Objective => Filter the entries that follow, copying every line in which the word "BINANCE" appears.

___ Provided data

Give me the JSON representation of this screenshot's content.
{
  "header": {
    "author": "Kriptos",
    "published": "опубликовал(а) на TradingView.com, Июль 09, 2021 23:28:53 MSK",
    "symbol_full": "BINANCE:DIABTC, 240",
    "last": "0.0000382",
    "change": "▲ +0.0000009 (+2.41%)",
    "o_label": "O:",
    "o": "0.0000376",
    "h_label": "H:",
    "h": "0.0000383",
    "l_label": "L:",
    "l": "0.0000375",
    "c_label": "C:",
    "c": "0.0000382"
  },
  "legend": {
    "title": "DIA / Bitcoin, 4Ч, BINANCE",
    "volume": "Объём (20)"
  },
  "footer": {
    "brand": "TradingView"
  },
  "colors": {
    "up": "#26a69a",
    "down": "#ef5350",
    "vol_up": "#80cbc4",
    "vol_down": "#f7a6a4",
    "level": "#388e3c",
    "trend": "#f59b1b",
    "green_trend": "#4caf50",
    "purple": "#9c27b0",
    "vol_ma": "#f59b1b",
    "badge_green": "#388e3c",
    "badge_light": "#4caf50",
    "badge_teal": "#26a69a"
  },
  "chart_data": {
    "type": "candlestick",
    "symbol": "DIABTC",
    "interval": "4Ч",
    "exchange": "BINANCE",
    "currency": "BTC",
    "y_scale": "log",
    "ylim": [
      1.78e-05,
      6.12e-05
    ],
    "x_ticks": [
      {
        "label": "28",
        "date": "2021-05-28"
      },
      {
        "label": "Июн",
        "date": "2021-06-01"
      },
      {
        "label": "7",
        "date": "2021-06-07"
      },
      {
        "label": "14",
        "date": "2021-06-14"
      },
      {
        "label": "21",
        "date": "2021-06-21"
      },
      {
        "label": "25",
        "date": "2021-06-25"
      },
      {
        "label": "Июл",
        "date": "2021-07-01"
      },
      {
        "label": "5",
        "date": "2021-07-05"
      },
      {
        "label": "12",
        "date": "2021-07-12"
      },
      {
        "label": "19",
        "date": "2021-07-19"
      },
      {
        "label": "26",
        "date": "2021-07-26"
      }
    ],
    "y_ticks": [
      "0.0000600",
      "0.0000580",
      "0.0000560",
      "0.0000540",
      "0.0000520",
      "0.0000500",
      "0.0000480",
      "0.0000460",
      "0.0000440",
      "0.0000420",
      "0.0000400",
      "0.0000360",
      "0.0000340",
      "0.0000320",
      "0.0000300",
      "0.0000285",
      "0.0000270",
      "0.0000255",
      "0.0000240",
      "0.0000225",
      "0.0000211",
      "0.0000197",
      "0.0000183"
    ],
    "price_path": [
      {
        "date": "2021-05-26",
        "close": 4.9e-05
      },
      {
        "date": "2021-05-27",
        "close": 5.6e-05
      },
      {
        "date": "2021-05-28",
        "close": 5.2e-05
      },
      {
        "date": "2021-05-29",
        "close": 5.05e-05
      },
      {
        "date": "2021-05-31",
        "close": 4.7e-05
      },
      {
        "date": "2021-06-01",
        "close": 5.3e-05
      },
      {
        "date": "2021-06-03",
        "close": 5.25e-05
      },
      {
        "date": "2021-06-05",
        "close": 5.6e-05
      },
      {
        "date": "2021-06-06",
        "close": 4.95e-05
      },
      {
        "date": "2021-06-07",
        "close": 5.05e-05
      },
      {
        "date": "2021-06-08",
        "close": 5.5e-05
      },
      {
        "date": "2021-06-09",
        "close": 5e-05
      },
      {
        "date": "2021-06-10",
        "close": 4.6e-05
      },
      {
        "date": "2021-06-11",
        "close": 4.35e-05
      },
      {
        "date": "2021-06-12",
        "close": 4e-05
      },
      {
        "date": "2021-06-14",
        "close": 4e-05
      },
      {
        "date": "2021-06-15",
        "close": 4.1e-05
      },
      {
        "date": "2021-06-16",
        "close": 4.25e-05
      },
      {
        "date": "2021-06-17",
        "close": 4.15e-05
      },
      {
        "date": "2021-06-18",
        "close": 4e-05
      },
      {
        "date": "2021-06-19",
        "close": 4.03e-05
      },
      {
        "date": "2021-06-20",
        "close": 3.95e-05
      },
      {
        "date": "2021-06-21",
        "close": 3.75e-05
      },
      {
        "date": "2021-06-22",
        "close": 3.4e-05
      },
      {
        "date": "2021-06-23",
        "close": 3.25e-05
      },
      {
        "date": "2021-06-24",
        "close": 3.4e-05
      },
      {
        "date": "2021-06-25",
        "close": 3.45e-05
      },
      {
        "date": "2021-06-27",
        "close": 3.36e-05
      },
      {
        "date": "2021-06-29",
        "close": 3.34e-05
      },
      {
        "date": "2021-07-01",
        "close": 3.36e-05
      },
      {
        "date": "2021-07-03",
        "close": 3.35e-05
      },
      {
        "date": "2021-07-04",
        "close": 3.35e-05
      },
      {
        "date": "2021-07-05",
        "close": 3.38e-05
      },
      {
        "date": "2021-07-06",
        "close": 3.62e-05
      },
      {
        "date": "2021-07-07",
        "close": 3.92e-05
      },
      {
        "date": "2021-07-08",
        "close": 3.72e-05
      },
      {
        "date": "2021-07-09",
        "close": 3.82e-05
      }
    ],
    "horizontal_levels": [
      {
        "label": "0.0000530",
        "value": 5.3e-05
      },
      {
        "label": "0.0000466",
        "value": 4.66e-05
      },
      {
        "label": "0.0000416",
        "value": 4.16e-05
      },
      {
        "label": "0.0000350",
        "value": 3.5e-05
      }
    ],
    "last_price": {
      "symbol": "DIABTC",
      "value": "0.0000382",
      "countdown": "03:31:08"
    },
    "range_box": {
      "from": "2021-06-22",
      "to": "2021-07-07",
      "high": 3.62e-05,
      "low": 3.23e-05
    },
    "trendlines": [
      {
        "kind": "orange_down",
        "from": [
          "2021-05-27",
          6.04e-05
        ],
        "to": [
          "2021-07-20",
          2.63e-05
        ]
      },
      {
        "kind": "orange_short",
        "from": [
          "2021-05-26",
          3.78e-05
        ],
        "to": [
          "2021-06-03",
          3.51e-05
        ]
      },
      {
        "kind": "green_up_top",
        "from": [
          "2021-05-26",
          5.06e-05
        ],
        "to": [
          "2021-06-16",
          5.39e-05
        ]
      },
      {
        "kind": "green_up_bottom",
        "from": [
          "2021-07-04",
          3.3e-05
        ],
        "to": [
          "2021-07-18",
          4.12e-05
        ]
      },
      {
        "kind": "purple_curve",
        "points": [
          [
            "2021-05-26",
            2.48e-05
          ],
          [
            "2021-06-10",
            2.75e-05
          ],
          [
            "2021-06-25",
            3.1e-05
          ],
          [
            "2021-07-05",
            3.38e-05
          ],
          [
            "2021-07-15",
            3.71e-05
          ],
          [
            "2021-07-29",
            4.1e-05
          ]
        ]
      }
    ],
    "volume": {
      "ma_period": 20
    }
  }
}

______
___ Provided data

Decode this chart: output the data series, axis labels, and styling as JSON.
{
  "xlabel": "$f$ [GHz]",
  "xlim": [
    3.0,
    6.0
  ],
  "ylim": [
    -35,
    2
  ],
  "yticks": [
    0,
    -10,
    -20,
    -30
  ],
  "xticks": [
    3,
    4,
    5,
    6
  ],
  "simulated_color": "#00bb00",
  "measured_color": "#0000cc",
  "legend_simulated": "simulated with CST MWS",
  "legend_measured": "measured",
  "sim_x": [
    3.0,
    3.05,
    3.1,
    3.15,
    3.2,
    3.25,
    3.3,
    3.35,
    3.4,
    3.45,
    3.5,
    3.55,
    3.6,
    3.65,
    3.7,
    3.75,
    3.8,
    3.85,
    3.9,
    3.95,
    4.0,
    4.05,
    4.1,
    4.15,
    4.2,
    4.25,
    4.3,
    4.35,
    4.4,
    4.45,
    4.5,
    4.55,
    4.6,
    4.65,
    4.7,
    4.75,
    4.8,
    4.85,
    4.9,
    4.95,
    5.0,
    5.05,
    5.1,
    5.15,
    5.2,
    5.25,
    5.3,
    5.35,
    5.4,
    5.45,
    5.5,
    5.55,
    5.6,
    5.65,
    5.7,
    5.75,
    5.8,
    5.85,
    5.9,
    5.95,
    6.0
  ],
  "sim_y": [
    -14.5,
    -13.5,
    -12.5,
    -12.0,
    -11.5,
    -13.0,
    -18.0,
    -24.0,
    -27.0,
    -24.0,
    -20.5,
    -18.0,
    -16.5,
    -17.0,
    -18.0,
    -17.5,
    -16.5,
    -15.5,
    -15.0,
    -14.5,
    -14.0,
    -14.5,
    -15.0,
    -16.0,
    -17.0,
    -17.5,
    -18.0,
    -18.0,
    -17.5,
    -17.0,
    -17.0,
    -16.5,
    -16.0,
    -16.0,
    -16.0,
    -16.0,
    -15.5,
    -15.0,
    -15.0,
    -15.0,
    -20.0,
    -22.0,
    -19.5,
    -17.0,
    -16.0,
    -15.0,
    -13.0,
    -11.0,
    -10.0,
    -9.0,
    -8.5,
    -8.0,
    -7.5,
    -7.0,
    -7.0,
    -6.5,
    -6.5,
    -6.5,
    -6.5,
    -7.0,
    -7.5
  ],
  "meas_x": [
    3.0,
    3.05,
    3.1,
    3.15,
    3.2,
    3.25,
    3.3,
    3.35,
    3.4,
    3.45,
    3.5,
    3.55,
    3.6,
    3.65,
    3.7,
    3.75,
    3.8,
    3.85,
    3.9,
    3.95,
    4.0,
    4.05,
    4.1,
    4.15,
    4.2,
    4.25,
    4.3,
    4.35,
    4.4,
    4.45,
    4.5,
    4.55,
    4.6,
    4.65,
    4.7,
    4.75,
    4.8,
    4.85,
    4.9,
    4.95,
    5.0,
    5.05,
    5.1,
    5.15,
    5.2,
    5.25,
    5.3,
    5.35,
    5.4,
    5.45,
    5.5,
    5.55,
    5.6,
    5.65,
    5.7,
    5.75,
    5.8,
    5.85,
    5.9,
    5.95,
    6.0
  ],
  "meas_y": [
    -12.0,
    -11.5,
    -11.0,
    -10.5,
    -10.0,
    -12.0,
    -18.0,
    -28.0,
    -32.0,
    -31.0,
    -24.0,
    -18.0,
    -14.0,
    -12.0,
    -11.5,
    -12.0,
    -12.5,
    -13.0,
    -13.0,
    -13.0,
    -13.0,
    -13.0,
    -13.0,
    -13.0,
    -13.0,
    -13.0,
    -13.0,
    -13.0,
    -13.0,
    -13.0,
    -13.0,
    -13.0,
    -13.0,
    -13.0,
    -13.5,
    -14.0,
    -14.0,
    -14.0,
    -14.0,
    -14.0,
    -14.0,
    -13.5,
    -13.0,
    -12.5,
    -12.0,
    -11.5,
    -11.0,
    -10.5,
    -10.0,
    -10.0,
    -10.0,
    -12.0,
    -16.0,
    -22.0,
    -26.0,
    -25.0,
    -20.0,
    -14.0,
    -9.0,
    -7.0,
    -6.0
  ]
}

______

Task output =>
    "symbol_full": "BINANCE:DIABTC, 240",
    "title": "DIA / Bitcoin, 4Ч, BINANCE",
    "exchange": "BINANCE",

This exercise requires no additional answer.